- [Directions]
1 – Answer these questions from the patch text:
(a) According to the description, what does this function not trigger for device memory?
(b) How many insertions does the patch summary report in total?
(c) Which file accounts for 243 changed lines?
2 – List every email address at the nvidia.com domain that appears in the patch text.
3 – Write what comes next in the HMM page fault patch text, starting after its final line.

- [Page text]
•••••
This handle page fault on behalf of device driver, unlike handle_mm_fault()
it does not trigger migration back to system memory for device memory.

Signed-off-by: JA(C)rA'me Glisse <jglisse@redhat.com>
Signed-off-by: Evgeny Baskakov <ebaskakov@nvidia.com>
Signed-off-by: John Hubbard <jhubbard@nvidia.com>
Signed-off-by: Mark Hairgrove <mhairgrove@nvidia.com>
Signed-off-by: Sherry Cheung <SCheung@nvidia.com>
Signed-off-by: Subhash Gutti <sgutti@nvidia.com>
---
 include/linux/hmm.h |  27 ++++++
 mm/hmm.c            | 243 +++++++++++++++++++++++++++++++++++++++++++++++++---
 2 files changed, 256 insertions(+), 14 deletions(-)
•••••
(Region annotation records)
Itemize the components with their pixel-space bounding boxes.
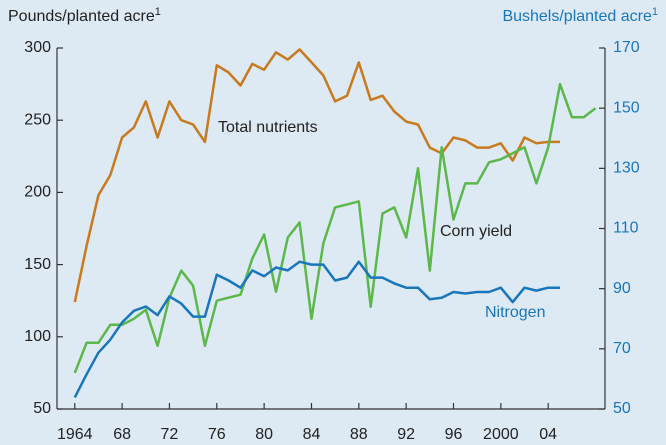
y2-tick-label: 70 <box>613 340 631 357</box>
x-tick-label: 76 <box>208 426 226 443</box>
series-line <box>73 48 560 303</box>
series-line <box>73 82 597 374</box>
y-tick-label: 100 <box>24 328 51 345</box>
x-tick-label: 72 <box>161 426 179 443</box>
x-tick-label: 68 <box>113 426 131 443</box>
y-axis-title: Pounds/planted acre1 <box>8 6 161 25</box>
x-tick-label: 88 <box>350 426 368 443</box>
series-label: Nitrogen <box>485 304 545 321</box>
series-line <box>73 260 560 398</box>
y2-tick-label: 150 <box>613 99 640 116</box>
y2-tick-label: 170 <box>613 39 640 56</box>
y-tick-label: 300 <box>24 39 51 56</box>
y2-tick-label: 50 <box>613 400 631 417</box>
y-tick-label: 150 <box>24 256 51 273</box>
y2-axis-title-text: Bushels/planted acre <box>502 8 652 25</box>
x-tick-label: 80 <box>255 426 273 443</box>
y2-axis-title-note: 1 <box>652 6 658 18</box>
y-tick-label: 50 <box>33 400 51 417</box>
series-label: Corn yield <box>440 223 512 240</box>
y2-axis-title: Bushels/planted acre1 <box>502 6 658 25</box>
x-tick-label: 84 <box>303 426 321 443</box>
y-tick-label: 200 <box>24 184 51 201</box>
y-axis-title-text: Pounds/planted acre <box>8 8 155 25</box>
x-tick-label: 2000 <box>483 426 519 443</box>
series-label: Total nutrients <box>218 119 318 136</box>
y-axis-title-note: 1 <box>155 6 161 18</box>
y2-tick-label: 110 <box>613 220 639 237</box>
x-tick-label: 04 <box>539 426 557 443</box>
y-tick-label: 250 <box>24 111 51 128</box>
x-tick-label: 96 <box>445 426 463 443</box>
y2-tick-label: 90 <box>613 280 631 297</box>
x-tick-label: 1964 <box>57 426 93 443</box>
x-tick-label: 92 <box>397 426 415 443</box>
y2-tick-label: 130 <box>613 160 640 177</box>
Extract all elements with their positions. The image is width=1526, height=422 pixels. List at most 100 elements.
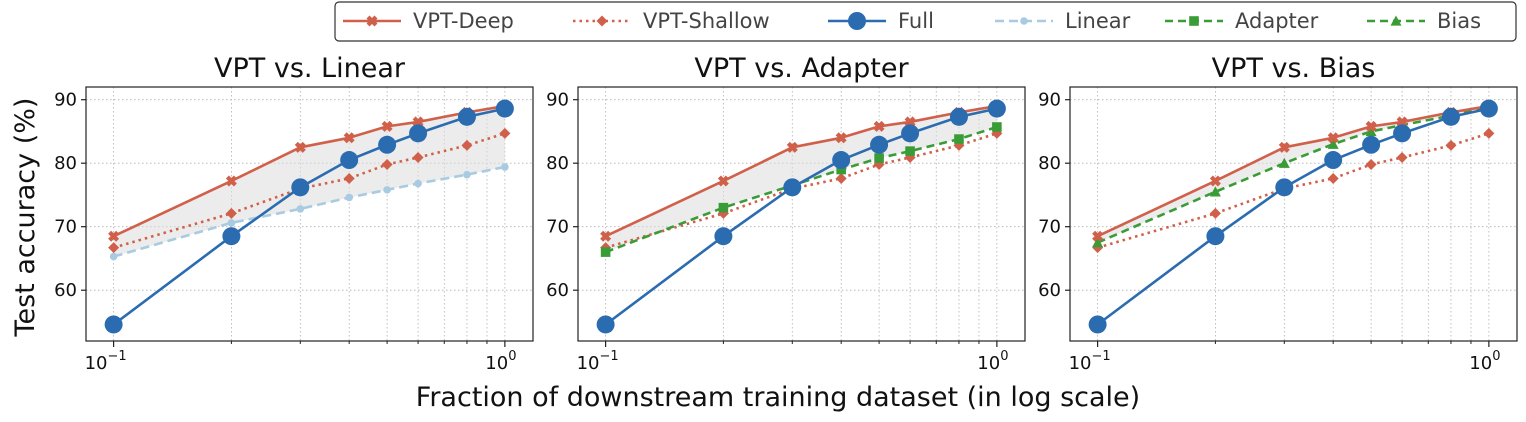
data-point <box>1092 237 1104 248</box>
data-point <box>873 120 885 132</box>
data-point <box>1365 158 1377 170</box>
panel-title: VPT vs. Linear <box>214 53 406 84</box>
x-tick-label: 100 <box>977 349 1008 374</box>
data-point <box>457 107 476 126</box>
panel-title: VPT vs. Bias <box>1212 53 1376 84</box>
data-point <box>783 178 802 197</box>
data-point <box>1327 138 1339 149</box>
legend-item-adapter: Adapter <box>1165 9 1319 33</box>
y-tick-label: 60 <box>54 280 77 301</box>
data-point <box>600 230 612 242</box>
data-point <box>1327 172 1339 184</box>
panel-3: VPT vs. Bias 60 70 80 90 10−1 100 <box>1038 53 1518 374</box>
data-point <box>412 151 424 163</box>
panel-1: VPT vs. Linear 60 70 80 90 10−1 100 <box>54 53 534 374</box>
data-point <box>1209 186 1221 197</box>
data-point <box>383 186 391 194</box>
y-tick-label: 80 <box>1038 153 1061 174</box>
plot-frame <box>577 86 1026 342</box>
data-point <box>1209 175 1221 187</box>
legend-marker <box>1020 17 1028 25</box>
series-line <box>1097 132 1490 249</box>
data-point <box>1206 227 1225 246</box>
data-point <box>222 227 241 246</box>
data-point <box>596 315 615 334</box>
series-line <box>605 132 998 249</box>
y-tick-label: 60 <box>546 280 569 301</box>
y-tick-label: 60 <box>1038 280 1061 301</box>
series-full <box>104 99 514 334</box>
data-point <box>1327 132 1339 144</box>
data-point <box>378 135 397 154</box>
data-point <box>412 116 424 128</box>
panel-title: VPT vs. Adapter <box>694 53 909 84</box>
data-point <box>1479 99 1498 118</box>
data-point <box>901 124 920 143</box>
legend: VPT-Deep VPT-Shallow Full Linear Adapter Bias <box>334 1 1517 42</box>
legend-item-vpt_shallow: VPT-Shallow <box>573 9 770 33</box>
data-point <box>1441 107 1460 126</box>
data-point <box>1483 127 1495 139</box>
data-point <box>1324 151 1343 170</box>
series-line <box>113 165 506 258</box>
data-point <box>1362 135 1381 154</box>
series-line <box>113 132 506 249</box>
data-point <box>296 205 305 213</box>
data-point <box>501 163 509 171</box>
data-point <box>992 122 1002 132</box>
x-axis-label: Fraction of downstream training dataset … <box>416 382 1140 413</box>
x-tick-label: 10−1 <box>1069 349 1111 374</box>
legend-item-linear: Linear <box>995 9 1131 33</box>
gridlines <box>578 87 1025 341</box>
series-linear <box>109 163 509 261</box>
data-point <box>499 127 511 139</box>
y-tick-label: 90 <box>546 90 569 111</box>
gap-shading <box>1097 106 1489 243</box>
data-point <box>1278 157 1290 168</box>
data-point <box>836 164 846 175</box>
data-point <box>225 207 237 219</box>
data-point <box>343 172 355 184</box>
plot-frame <box>1069 86 1518 342</box>
data-point <box>1209 207 1221 219</box>
data-point <box>345 193 353 202</box>
data-point <box>1365 125 1377 137</box>
legend-marker <box>1390 15 1402 26</box>
data-point <box>870 135 889 154</box>
plot-frame <box>85 86 534 342</box>
y-tick-label: 70 <box>54 217 77 238</box>
x-tick-label: 100 <box>485 349 516 374</box>
data-point <box>991 127 1003 139</box>
data-point <box>832 151 851 170</box>
series-vpt_shallow <box>108 127 511 254</box>
data-point <box>381 120 393 132</box>
legend-marker <box>596 15 608 27</box>
data-point <box>1393 124 1412 143</box>
data-point <box>343 132 355 144</box>
y-tick-label: 80 <box>546 153 569 174</box>
y-tick-label: 90 <box>54 90 77 111</box>
data-point <box>1365 120 1377 132</box>
series-line <box>1097 106 1490 244</box>
data-point <box>1278 141 1290 153</box>
data-point <box>714 227 733 246</box>
data-point <box>987 99 1006 118</box>
series-full <box>596 99 1006 334</box>
panel-2: VPT vs. Adapter 60 70 80 90 10−1 100 <box>546 53 1026 374</box>
data-point <box>1088 315 1107 334</box>
legend-marker <box>1189 16 1199 26</box>
data-point <box>109 252 118 261</box>
legend-item-vpt_deep: VPT-Deep <box>343 9 514 33</box>
legend-item-bias: Bias <box>1367 9 1481 33</box>
data-point <box>414 179 422 188</box>
data-point <box>227 219 236 227</box>
legend-label: Adapter <box>1235 9 1319 33</box>
legend-item-full: Full <box>828 9 934 33</box>
legend-marker <box>848 12 866 30</box>
data-point <box>874 153 884 163</box>
data-point <box>381 158 393 170</box>
data-point <box>108 230 120 242</box>
data-point <box>718 202 729 213</box>
x-tick-label: 10−1 <box>577 349 619 374</box>
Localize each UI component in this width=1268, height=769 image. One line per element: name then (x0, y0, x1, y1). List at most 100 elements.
•••••
- [Expected results]
1 –
(a) Migration back to system memory.
(b) 256 insertions.
(c) mm/hmm.c

2 –
ebaskakov@nvidia.com
jhubbard@nvidia.com
mhairgrove@nvidia.com
SCheung@nvidia.com
sgutti@nvidia.com

3 –
diff --git a/include/linux/hmm.h b/include/linux/hmm.h
index defa7cd..d267989 100644
--- a/include/linux/hmm.h
+++ b/include/linux/hmm.h
@@ -292,6 +292,33 @@ int hmm_vma_get_pfns(struct vm_area_struct *vma,
 		     unsigned long end,
 		     hmm_pfn_t *pfns);
 bool hmm_vma_range_done(struct vm_area_struct *vma, struct hmm_range *range);
+
+
+/*
+ * Fault memory on behalf of device driver. Unlike handle_mm_fault(), this will
+ * not migrate any device memory back to system memory. The hmm_pfn_t array will
+ * be updated with the fault result and current snapshot of the CPU page table
+ * for the range.
+ *
+ * The mmap_sem must be taken in read mode before entering and it might be
+ * dropped by the function if the block argument is false. In that case, the
+ * function returns -EAGAIN.
+ *
+ * Return value does not reflect if the fault was successful for every single
+ * address or not. Therefore, the caller must to inspect the hmm_pfn_t array to
+ * determine fault status for each address.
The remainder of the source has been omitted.